▶ _Task directions_: Return each line of the records holding the string "JSON".

▶ _Exercise material_:
════════════════

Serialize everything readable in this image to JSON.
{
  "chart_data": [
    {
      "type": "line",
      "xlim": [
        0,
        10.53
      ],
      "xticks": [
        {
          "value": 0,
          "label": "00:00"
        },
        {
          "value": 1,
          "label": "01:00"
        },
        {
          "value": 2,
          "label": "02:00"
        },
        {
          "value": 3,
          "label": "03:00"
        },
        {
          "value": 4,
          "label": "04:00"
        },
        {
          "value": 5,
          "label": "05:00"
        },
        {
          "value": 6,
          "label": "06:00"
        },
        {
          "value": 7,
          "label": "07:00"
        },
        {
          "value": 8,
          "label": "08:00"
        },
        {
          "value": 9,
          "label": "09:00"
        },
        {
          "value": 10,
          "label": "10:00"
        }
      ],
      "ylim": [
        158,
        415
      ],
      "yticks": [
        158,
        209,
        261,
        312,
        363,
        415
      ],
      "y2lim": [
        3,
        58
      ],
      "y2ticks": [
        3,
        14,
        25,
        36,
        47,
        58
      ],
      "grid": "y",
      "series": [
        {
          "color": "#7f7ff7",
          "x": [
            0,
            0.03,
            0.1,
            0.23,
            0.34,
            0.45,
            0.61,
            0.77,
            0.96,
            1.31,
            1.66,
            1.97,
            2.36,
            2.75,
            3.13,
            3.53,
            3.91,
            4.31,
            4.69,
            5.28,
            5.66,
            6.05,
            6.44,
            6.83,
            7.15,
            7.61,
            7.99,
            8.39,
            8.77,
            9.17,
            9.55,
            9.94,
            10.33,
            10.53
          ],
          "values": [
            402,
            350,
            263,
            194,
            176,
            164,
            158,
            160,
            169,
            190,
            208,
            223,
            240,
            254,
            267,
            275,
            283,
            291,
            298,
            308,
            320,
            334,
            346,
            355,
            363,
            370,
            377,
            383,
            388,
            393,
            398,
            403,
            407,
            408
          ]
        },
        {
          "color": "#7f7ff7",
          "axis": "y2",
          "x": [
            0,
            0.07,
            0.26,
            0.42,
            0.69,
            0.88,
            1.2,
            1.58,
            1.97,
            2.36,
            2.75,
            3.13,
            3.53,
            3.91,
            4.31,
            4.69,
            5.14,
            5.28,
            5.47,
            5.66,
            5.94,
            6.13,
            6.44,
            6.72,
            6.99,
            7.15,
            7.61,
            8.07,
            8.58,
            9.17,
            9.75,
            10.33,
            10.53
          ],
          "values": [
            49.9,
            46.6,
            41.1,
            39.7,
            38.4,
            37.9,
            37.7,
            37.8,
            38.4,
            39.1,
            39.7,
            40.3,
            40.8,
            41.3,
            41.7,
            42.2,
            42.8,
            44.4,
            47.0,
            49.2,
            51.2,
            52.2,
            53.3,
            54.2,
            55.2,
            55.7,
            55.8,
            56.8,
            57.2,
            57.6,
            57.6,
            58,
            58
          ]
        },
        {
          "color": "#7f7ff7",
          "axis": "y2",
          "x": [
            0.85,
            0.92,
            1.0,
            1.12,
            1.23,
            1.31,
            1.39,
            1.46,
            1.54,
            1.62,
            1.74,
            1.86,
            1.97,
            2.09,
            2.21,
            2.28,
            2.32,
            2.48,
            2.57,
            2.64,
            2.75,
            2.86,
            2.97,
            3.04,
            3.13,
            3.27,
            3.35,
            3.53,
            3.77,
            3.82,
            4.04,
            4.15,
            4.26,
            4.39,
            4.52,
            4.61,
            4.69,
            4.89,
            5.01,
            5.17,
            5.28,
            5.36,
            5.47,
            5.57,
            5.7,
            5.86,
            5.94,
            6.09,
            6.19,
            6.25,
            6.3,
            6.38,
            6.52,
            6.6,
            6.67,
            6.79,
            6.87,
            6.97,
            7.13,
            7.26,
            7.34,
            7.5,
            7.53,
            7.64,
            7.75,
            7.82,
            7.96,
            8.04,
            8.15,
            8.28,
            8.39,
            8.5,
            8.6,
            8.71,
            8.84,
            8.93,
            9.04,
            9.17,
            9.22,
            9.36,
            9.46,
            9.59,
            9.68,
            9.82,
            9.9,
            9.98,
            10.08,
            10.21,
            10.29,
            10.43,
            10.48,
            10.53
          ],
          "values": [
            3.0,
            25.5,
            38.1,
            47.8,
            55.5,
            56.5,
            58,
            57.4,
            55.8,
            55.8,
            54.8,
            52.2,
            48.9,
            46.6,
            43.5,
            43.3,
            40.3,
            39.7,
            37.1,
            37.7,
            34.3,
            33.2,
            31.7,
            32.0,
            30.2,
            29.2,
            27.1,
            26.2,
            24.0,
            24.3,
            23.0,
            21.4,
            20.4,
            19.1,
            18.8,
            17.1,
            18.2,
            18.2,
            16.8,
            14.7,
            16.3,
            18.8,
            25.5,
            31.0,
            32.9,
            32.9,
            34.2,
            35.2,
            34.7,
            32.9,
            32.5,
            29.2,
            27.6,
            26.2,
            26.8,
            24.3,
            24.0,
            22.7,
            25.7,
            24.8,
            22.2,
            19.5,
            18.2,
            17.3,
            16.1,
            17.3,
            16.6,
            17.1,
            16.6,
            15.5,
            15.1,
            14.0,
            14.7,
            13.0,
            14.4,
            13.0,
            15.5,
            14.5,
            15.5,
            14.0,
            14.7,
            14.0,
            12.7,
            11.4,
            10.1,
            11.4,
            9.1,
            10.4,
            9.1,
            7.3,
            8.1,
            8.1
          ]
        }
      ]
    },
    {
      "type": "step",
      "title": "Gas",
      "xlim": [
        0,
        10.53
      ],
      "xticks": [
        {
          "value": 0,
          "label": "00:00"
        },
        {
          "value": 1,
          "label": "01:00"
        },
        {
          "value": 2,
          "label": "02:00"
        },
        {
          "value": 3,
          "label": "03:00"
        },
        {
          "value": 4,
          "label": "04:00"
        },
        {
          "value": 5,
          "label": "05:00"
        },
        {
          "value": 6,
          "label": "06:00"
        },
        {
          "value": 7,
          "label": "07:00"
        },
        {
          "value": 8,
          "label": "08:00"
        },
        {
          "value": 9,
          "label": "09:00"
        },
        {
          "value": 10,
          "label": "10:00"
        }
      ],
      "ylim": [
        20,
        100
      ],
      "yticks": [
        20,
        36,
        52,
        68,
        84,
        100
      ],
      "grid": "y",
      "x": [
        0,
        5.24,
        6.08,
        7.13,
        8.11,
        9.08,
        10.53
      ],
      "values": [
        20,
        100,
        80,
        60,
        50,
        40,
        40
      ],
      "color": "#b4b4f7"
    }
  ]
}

════════════════

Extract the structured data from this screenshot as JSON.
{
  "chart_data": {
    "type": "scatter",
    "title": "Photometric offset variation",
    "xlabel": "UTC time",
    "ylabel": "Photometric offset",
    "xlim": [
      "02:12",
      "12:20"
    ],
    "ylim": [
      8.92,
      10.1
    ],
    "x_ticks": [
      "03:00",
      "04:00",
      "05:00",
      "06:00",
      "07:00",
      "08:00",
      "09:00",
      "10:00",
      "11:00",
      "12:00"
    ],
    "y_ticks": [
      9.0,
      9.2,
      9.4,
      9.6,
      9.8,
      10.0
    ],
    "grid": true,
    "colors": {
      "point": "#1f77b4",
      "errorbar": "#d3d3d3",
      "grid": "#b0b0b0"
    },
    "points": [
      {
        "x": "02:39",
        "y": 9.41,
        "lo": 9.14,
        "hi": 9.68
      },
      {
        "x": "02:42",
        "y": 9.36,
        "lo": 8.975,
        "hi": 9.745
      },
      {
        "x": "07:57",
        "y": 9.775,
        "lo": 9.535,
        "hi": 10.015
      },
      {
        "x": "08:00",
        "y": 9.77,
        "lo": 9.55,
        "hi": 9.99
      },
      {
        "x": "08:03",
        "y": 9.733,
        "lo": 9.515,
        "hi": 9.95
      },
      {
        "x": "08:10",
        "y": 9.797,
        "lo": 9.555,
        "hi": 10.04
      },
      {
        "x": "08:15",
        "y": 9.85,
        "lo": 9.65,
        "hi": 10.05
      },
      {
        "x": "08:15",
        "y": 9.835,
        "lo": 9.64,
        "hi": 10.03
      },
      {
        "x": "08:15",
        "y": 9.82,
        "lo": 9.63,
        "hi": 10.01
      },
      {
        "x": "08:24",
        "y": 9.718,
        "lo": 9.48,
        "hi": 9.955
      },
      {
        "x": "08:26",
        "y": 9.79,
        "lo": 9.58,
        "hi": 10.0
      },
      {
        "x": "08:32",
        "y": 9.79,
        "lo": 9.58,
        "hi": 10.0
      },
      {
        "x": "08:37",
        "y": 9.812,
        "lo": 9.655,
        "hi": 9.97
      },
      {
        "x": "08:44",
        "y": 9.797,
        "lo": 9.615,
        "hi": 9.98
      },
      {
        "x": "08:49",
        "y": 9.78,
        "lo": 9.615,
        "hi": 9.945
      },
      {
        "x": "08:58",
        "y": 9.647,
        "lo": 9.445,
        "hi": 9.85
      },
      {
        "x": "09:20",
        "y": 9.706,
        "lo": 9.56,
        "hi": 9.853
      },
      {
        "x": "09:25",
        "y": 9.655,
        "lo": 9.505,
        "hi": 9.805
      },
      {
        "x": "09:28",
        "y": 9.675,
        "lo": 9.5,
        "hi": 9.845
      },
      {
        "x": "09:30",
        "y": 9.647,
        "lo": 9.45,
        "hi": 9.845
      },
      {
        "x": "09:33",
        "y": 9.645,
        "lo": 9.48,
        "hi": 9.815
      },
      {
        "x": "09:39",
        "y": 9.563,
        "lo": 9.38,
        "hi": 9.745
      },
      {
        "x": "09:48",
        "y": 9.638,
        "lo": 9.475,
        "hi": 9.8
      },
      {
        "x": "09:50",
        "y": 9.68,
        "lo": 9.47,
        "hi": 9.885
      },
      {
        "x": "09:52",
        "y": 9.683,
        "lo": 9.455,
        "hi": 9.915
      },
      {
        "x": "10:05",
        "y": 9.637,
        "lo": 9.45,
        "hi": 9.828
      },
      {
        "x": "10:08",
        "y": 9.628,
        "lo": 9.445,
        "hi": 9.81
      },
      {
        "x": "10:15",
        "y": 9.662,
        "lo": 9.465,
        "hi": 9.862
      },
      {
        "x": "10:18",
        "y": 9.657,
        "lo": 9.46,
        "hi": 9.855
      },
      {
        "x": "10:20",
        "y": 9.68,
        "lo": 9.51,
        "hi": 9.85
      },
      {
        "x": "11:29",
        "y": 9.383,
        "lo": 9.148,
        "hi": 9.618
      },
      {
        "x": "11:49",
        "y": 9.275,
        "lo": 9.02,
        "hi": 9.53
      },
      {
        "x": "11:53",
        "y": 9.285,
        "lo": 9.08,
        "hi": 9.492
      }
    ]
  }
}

════════════════

▶ _Completed task_:
Serialize everything readable in this image to JSON.
Extract the structured data from this screenshot as JSON.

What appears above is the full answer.